# Start of Supplied material

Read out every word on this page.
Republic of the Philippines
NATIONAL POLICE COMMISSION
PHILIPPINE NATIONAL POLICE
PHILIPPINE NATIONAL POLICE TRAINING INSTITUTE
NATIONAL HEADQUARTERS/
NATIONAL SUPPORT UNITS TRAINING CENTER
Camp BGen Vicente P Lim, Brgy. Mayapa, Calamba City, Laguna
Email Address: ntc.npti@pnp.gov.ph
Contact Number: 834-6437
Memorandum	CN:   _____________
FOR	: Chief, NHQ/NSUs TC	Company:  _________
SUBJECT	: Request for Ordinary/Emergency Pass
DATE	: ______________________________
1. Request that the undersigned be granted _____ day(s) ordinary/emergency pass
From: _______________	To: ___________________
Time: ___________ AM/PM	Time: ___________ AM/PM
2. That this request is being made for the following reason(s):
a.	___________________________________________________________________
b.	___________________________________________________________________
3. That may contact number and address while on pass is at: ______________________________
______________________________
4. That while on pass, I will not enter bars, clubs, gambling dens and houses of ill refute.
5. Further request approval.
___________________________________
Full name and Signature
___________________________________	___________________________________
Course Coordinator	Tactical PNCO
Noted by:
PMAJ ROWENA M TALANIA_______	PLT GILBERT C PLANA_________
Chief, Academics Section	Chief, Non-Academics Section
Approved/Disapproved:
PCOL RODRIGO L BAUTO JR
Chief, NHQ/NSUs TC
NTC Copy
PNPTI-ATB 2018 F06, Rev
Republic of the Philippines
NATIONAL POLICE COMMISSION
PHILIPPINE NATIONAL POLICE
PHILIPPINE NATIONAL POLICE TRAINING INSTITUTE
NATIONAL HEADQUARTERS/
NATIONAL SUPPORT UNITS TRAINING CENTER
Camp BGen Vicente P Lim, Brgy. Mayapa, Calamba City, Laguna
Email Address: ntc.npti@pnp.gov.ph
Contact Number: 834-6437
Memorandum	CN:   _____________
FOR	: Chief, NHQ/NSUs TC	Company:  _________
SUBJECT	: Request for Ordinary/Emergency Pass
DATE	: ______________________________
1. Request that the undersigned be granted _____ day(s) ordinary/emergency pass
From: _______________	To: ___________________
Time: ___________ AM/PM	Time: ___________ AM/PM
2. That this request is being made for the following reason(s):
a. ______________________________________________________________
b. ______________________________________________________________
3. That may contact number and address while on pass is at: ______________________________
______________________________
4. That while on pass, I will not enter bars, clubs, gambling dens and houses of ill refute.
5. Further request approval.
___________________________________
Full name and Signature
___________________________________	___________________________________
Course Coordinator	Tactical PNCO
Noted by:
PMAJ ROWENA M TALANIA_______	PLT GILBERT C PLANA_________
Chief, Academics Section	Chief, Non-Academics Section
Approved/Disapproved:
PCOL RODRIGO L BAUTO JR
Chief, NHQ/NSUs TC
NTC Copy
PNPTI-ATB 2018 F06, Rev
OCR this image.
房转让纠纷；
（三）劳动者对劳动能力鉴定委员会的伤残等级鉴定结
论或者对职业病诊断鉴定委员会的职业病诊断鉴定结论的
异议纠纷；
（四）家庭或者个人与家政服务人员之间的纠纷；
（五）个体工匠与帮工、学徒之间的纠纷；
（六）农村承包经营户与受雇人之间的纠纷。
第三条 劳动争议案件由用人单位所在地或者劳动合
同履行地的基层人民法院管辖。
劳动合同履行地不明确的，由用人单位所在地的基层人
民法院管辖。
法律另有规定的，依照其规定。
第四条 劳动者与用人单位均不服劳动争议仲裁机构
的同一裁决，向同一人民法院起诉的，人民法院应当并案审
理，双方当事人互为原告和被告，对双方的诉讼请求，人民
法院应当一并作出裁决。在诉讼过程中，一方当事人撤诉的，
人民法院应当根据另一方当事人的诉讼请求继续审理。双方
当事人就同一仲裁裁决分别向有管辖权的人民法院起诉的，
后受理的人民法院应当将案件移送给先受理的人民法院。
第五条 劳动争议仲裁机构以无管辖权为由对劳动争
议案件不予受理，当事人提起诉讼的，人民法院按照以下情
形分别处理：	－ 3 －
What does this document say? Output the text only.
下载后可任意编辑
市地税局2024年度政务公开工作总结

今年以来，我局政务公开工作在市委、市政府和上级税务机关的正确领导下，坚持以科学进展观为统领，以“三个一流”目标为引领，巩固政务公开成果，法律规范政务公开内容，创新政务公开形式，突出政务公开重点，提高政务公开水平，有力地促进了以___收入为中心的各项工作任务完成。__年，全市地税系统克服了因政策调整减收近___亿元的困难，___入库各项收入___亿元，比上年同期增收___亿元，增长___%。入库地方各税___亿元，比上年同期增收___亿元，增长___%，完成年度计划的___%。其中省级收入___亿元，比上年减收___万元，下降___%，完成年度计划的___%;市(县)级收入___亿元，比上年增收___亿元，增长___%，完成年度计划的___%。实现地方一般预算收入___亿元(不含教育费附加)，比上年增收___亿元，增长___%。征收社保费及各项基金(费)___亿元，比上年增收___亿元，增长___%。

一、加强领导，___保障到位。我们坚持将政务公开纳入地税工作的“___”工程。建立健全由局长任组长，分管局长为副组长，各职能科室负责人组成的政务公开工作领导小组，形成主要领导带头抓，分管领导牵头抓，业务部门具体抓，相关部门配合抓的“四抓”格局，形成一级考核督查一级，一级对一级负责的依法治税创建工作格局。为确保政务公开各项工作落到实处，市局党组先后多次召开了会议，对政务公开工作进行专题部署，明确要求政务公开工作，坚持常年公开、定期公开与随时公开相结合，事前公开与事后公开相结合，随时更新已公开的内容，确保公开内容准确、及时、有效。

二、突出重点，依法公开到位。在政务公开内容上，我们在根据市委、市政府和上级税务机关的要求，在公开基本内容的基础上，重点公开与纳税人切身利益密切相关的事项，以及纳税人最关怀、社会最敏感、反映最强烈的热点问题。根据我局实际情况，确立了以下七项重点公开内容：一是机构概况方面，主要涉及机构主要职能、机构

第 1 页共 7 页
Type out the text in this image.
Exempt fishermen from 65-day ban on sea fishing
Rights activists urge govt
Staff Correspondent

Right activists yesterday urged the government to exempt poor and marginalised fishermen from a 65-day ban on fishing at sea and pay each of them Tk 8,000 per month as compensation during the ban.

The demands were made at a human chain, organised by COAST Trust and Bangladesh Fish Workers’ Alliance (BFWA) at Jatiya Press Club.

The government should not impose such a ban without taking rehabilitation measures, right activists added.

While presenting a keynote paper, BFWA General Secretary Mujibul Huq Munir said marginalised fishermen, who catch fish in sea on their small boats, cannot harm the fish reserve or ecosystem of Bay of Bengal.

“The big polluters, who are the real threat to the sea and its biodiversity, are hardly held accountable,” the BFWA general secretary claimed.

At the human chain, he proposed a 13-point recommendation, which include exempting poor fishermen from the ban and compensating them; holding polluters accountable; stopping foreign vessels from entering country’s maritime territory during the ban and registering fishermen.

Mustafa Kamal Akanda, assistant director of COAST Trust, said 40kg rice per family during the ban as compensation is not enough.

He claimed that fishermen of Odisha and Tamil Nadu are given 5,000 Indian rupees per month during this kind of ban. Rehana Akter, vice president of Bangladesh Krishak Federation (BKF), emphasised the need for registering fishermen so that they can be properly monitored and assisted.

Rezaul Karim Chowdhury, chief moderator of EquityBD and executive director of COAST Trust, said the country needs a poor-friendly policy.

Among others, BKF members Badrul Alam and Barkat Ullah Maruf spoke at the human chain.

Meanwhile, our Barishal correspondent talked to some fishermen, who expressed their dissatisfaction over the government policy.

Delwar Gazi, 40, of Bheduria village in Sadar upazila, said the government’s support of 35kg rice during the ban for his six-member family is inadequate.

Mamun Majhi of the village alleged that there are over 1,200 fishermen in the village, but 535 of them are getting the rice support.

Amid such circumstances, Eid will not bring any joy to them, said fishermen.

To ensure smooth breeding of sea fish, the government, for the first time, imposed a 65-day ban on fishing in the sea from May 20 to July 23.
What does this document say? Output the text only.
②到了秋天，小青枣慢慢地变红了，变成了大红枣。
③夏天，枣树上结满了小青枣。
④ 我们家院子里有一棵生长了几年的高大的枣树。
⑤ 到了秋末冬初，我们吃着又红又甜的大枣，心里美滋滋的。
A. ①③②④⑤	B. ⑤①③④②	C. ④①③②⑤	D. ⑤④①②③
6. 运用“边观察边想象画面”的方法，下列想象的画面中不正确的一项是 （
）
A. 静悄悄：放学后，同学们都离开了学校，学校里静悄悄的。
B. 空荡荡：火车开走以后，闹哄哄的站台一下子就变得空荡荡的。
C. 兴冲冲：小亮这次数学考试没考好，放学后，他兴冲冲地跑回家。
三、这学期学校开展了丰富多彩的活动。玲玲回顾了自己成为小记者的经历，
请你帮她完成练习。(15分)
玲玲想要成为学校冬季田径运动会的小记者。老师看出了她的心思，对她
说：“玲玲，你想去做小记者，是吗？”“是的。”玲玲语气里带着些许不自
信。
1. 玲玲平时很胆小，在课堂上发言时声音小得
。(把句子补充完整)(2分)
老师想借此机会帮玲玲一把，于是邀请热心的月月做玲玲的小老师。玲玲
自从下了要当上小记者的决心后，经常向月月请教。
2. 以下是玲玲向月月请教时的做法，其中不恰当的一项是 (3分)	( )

# End of Supplied material

What you have to do >>
Select and copy every line of the listing with the word "human".

Final answer >>
The demands were made at a human chain, organised by COAST Trust and Bangladesh Fish Workers’ Alliance (BFWA) at Jatiya Press Club.
At the human chain, he proposed a 13-point recommendation, which include exempting poor fishermen from the ban and compensating them; holding polluters accountable; stopping foreign vessels from entering country’s maritime territory during the ban and registering fishermen.
Among others, BKF members Badrul Alam and Barkat Ullah Maruf spoke at the human chain.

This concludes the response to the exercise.